[DATA FOR ANALYSIS]:
------------------------

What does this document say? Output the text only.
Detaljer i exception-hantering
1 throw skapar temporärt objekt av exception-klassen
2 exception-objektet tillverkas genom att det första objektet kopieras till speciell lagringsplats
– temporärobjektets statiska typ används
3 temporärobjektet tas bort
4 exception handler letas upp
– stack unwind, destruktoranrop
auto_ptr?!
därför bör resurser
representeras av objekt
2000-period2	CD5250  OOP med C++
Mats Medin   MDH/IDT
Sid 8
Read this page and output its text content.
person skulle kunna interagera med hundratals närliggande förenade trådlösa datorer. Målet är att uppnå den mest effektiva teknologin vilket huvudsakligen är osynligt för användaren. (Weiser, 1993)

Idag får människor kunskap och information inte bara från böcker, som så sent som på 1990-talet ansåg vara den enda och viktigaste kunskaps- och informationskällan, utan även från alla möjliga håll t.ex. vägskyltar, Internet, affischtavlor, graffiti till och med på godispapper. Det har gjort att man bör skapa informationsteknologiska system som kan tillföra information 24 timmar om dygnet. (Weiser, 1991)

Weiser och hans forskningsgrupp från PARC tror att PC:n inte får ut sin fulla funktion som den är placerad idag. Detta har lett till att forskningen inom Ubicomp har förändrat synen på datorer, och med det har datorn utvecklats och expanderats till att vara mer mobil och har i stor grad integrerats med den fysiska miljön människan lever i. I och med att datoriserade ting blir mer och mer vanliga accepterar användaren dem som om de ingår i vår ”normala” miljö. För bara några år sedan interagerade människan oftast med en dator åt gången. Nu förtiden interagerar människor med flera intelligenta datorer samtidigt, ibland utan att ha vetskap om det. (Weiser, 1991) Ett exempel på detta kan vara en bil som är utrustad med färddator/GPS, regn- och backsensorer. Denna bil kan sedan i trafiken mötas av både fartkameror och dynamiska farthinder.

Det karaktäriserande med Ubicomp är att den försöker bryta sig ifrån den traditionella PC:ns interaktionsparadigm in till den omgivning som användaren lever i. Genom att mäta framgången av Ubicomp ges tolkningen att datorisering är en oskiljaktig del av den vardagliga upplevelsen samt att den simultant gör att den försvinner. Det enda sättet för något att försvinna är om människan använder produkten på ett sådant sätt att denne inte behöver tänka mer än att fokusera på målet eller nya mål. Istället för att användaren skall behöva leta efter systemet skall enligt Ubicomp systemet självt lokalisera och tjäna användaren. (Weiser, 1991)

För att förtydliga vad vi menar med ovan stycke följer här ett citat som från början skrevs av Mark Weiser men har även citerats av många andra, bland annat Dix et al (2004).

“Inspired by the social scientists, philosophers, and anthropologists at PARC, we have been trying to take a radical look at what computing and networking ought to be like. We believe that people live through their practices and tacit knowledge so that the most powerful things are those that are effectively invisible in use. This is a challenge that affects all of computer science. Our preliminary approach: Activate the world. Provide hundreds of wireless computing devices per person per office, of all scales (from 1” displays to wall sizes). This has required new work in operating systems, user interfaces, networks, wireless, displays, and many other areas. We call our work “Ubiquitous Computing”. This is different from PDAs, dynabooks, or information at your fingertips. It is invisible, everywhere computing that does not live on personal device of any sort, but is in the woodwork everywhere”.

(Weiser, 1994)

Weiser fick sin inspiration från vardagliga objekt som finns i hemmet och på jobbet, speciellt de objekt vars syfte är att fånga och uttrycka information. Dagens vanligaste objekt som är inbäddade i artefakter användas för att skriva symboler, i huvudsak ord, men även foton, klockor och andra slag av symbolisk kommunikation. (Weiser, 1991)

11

------------------------

[PROBLEM TO SOLVE]:
Retype every entry above, word for word.

[REPLY]:
What does this document say? Output the text only.
Detaljer i exception-hantering
1 throw skapar temporärt objekt av exception-klassen
2 exception-objektet tillverkas genom att det första objektet kopieras till speciell lagringsplats
– temporärobjektets statiska typ används
3 temporärobjektet tas bort
4 exception handler letas upp
– stack unwind, destruktoranrop
auto_ptr?!
därför bör resurser
representeras av objekt
2000-period2	CD5250  OOP med C++
Mats Medin   MDH/IDT
Sid 8
Read this page and output its text content.
person skulle kunna interagera med hundratals närliggande förenade trådlösa datorer. Målet är att uppnå den mest effektiva teknologin vilket huvudsakligen är osynligt för användaren. (Weiser, 1993)

Idag får människor kunskap och information inte bara från böcker, som så sent som på 1990-talet ansåg vara den enda och viktigaste kunskaps- och informationskällan, utan även från alla möjliga håll t.ex. vägskyltar, Internet, affischtavlor, graffiti till och med på godispapper. Det har gjort att man bör skapa informationsteknologiska system som kan tillföra information 24 timmar om dygnet. (Weiser, 1991)

Weiser och hans forskningsgrupp från PARC tror att PC:n inte får ut sin fulla funktion som den är placerad idag. Detta har lett till att forskningen inom Ubicomp har förändrat synen på datorer, och med det har datorn utvecklats och expanderats till att vara mer mobil och har i stor grad integrerats med den fysiska miljön människan lever i. I och med att datoriserade ting blir mer och mer vanliga accepterar användaren dem som om de ingår i vår ”normala” miljö. För bara några år sedan interagerade människan oftast med en dator åt gången. Nu förtiden interagerar människor med flera intelligenta datorer samtidigt, ibland utan att ha vetskap om det. (Weiser, 1991) Ett exempel på detta kan vara en bil som är utrustad med färddator/GPS, regn- och backsensorer. Denna bil kan sedan i trafiken mötas av både fartkameror och dynamiska farthinder.

Det karaktäriserande med Ubicomp är att den försöker bryta sig ifrån den traditionella PC:ns interaktionsparadigm in till den omgivning som användaren lever i. Genom att mäta framgången av Ubicomp ges tolkningen att datorisering är en oskiljaktig del av den vardagliga upplevelsen samt att den simultant gör att den försvinner. Det enda sättet för något att försvinna är om människan använder produkten på ett sådant sätt att denne inte behöver tänka mer än att fokusera på målet eller nya mål. Istället för att användaren skall behöva leta efter systemet skall enligt Ubicomp systemet självt lokalisera och tjäna användaren. (Weiser, 1991)

För att förtydliga vad vi menar med ovan stycke följer här ett citat som från början skrevs av Mark Weiser men har även citerats av många andra, bland annat Dix et al (2004).

“Inspired by the social scientists, philosophers, and anthropologists at PARC, we have been trying to take a radical look at what computing and networking ought to be like. We believe that people live through their practices and tacit knowledge so that the most powerful things are those that are effectively invisible in use. This is a challenge that affects all of computer science. Our preliminary approach: Activate the world. Provide hundreds of wireless computing devices per person per office, of all scales (from 1” displays to wall sizes). This has required new work in operating systems, user interfaces, networks, wireless, displays, and many other areas. We call our work “Ubiquitous Computing”. This is different from PDAs, dynabooks, or information at your fingertips. It is invisible, everywhere computing that does not live on personal device of any sort, but is in the woodwork everywhere”.

(Weiser, 1994)

Weiser fick sin inspiration från vardagliga objekt som finns i hemmet och på jobbet, speciellt de objekt vars syfte är att fånga och uttrycka information. Dagens vanligaste objekt som är inbäddade i artefakter användas för att skriva symboler, i huvudsak ord, men även foton, klockor och andra slag av symbolisk kommunikation. (Weiser, 1991)

11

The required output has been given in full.